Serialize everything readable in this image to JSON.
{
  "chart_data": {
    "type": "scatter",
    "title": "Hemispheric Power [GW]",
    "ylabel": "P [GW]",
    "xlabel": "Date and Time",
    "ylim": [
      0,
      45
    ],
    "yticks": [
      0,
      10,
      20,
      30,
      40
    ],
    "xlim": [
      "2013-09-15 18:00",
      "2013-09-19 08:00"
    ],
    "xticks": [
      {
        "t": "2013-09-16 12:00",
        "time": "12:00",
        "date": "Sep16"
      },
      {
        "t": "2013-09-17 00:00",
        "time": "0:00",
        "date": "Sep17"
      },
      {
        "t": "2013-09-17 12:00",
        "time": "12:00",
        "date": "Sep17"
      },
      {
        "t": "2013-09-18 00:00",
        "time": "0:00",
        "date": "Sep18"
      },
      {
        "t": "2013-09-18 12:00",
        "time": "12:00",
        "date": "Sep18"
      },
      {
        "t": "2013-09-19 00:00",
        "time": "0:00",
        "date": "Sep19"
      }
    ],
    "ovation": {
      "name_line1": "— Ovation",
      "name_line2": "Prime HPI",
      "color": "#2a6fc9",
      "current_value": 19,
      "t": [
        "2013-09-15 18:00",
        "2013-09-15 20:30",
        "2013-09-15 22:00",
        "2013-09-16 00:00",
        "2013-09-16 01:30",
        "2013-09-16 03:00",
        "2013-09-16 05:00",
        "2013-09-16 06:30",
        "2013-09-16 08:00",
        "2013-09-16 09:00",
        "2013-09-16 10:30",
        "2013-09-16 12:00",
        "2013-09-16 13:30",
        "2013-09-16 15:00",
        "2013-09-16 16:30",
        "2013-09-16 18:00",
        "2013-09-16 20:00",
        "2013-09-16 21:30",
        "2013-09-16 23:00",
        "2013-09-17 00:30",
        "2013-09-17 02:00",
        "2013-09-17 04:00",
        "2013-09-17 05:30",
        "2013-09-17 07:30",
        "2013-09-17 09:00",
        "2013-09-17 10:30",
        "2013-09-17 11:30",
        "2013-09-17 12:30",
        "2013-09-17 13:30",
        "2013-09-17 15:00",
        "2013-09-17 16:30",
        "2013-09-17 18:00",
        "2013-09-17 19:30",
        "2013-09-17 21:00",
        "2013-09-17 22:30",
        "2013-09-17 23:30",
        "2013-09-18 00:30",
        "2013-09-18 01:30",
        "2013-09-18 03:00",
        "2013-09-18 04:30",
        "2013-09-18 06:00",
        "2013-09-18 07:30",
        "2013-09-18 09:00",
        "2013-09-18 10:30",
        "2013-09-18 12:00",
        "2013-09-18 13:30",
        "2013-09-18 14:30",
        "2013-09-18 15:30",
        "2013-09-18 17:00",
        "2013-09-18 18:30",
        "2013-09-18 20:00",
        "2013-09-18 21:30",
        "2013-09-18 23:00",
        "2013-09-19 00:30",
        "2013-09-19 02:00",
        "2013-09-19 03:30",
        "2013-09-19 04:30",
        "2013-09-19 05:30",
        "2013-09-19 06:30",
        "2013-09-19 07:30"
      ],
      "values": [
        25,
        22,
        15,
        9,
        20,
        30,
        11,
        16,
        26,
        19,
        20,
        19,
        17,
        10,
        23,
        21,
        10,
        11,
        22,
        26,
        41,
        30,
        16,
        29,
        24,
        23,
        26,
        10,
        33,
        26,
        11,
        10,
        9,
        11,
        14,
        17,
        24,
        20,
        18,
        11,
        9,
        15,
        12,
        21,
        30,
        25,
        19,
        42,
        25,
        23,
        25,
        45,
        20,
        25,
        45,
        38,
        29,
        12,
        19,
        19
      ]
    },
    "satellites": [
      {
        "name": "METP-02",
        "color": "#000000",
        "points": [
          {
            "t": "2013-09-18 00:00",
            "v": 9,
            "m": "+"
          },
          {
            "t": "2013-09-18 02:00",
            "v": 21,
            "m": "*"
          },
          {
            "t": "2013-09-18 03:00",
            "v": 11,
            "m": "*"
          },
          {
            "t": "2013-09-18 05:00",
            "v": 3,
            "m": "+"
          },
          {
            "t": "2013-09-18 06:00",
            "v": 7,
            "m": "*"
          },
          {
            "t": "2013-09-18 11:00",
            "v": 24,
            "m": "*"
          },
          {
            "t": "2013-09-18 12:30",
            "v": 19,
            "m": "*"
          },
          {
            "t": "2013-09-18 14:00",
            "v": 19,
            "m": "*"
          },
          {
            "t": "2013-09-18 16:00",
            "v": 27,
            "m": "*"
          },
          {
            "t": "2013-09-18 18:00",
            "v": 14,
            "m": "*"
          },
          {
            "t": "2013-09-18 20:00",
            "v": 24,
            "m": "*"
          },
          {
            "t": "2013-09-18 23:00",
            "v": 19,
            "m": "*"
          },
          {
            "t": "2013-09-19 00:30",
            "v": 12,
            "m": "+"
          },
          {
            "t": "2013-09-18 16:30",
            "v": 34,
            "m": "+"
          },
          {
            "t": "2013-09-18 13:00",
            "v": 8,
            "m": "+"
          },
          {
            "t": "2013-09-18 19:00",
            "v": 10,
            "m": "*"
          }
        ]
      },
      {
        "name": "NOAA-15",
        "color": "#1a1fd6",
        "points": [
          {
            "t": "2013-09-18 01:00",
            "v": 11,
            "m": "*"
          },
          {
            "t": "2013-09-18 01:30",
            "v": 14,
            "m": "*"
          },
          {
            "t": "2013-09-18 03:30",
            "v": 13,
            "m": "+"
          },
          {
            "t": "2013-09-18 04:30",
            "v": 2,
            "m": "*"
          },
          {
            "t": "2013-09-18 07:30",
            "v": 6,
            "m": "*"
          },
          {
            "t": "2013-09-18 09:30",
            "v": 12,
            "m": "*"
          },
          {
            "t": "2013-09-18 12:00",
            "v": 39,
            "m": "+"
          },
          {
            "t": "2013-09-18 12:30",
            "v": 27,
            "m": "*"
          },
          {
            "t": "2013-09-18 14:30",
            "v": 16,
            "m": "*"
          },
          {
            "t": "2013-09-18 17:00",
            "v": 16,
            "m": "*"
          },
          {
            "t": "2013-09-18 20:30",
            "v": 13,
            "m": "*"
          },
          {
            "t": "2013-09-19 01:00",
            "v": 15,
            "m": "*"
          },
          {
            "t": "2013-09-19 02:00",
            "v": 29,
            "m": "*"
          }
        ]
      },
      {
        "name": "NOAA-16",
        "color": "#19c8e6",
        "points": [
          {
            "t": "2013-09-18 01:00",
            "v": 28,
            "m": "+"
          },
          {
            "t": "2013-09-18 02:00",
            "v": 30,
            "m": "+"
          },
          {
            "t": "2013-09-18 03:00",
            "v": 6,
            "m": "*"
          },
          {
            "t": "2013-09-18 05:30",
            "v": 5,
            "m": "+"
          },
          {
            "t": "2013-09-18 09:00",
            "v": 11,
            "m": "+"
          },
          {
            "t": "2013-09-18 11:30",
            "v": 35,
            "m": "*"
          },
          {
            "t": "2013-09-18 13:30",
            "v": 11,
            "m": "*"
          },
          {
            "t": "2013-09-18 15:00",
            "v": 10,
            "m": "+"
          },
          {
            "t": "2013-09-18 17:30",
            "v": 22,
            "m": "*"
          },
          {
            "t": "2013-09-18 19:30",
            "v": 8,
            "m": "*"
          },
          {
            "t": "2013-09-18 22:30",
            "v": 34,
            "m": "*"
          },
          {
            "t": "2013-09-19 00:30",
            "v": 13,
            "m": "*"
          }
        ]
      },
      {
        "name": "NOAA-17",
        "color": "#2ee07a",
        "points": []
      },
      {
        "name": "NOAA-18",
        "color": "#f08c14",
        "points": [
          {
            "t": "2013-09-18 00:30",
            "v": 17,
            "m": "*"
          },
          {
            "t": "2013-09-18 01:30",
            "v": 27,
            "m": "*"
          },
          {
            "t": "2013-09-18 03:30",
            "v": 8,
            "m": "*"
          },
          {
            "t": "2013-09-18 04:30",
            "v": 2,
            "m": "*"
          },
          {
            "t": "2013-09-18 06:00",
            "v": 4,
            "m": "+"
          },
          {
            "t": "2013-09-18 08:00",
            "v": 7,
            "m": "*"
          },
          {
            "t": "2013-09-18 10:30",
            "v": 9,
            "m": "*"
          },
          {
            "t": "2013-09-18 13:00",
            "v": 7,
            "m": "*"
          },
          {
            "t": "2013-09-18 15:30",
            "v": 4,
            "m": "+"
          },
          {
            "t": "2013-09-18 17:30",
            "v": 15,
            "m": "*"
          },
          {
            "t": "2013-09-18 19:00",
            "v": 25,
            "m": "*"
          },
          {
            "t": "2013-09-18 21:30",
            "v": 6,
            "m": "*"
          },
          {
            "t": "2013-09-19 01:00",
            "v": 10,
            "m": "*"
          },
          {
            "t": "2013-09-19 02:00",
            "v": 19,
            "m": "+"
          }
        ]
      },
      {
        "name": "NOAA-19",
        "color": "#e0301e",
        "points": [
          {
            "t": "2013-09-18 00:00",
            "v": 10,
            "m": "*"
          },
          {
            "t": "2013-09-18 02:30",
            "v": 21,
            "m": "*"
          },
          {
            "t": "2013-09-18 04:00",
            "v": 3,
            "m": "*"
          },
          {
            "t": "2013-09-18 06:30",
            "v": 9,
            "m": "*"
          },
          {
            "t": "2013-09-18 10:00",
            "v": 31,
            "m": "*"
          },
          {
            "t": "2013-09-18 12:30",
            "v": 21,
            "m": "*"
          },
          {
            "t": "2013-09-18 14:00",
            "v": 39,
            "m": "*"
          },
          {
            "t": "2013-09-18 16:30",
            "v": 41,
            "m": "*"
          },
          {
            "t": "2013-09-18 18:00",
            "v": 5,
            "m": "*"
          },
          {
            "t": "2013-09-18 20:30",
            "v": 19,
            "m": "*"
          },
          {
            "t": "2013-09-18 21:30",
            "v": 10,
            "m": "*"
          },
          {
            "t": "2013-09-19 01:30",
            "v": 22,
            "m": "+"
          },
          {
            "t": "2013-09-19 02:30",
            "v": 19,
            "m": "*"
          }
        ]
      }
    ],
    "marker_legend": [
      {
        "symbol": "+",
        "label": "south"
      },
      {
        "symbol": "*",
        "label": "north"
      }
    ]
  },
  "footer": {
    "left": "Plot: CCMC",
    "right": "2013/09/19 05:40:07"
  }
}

────────

SET PROBLEM: In the entries above, find lines with "color" and copy each.

FULL RESPONSE:
      "color": "#2a6fc9",
        "color": "#000000",
        "color": "#1a1fd6",
        "color": "#19c8e6",
        "color": "#2ee07a",
        "color": "#f08c14",
        "color": "#e0301e",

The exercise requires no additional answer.